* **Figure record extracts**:
──────
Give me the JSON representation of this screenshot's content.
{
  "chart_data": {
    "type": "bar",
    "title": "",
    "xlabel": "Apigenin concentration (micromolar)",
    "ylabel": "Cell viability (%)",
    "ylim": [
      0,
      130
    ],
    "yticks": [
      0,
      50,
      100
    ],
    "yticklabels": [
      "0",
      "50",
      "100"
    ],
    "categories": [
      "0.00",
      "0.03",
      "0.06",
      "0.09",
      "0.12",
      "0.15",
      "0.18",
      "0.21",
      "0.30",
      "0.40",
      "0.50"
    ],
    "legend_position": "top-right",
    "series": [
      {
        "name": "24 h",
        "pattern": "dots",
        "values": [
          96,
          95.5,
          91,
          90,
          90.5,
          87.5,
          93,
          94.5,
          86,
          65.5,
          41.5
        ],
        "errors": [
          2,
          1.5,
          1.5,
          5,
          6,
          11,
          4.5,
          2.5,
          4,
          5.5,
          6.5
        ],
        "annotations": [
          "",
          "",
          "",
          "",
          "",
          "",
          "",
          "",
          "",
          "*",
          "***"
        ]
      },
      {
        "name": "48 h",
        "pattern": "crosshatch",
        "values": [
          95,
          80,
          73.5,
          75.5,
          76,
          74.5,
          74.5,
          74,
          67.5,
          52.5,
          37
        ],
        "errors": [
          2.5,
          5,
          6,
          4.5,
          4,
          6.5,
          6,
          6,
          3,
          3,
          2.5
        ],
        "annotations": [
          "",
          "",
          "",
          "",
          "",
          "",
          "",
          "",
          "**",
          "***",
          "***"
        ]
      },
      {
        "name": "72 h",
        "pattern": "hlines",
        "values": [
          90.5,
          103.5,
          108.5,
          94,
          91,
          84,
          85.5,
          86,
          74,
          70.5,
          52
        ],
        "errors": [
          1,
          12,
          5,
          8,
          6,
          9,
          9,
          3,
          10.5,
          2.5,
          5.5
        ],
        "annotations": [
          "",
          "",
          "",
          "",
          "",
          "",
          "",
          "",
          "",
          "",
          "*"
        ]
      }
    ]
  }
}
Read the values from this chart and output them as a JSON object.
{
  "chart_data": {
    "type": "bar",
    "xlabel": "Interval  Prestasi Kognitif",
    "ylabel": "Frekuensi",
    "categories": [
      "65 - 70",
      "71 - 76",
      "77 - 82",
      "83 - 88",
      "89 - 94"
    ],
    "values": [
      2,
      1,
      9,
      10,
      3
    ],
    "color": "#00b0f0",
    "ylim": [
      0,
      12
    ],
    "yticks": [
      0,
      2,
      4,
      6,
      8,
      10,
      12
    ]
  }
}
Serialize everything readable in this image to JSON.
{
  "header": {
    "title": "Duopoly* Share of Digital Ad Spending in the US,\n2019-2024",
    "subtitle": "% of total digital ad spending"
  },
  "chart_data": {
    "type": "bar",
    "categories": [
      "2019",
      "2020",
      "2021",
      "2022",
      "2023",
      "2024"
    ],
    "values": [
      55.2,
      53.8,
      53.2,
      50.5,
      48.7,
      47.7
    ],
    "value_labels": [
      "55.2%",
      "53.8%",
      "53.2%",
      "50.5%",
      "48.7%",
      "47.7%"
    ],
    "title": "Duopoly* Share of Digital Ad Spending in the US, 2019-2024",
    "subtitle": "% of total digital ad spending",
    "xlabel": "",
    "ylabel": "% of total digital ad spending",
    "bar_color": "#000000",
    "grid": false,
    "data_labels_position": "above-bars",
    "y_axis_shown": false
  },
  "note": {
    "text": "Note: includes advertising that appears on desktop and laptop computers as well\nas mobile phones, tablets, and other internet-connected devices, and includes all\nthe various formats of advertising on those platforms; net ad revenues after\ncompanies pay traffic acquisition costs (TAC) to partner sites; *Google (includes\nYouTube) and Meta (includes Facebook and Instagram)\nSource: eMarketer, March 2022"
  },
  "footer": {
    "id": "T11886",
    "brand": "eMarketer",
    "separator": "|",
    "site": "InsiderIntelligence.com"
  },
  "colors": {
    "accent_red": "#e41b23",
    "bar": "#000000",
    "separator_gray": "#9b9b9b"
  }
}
──────
* **To be done**:
Identify every line above that includes the word "this", and show those lines.

* **Output of the exercise**:
Give me the JSON representation of this screenshot's content.
Read the values from this chart and output them as a JSON object.
Serialize everything readable in this image to JSON.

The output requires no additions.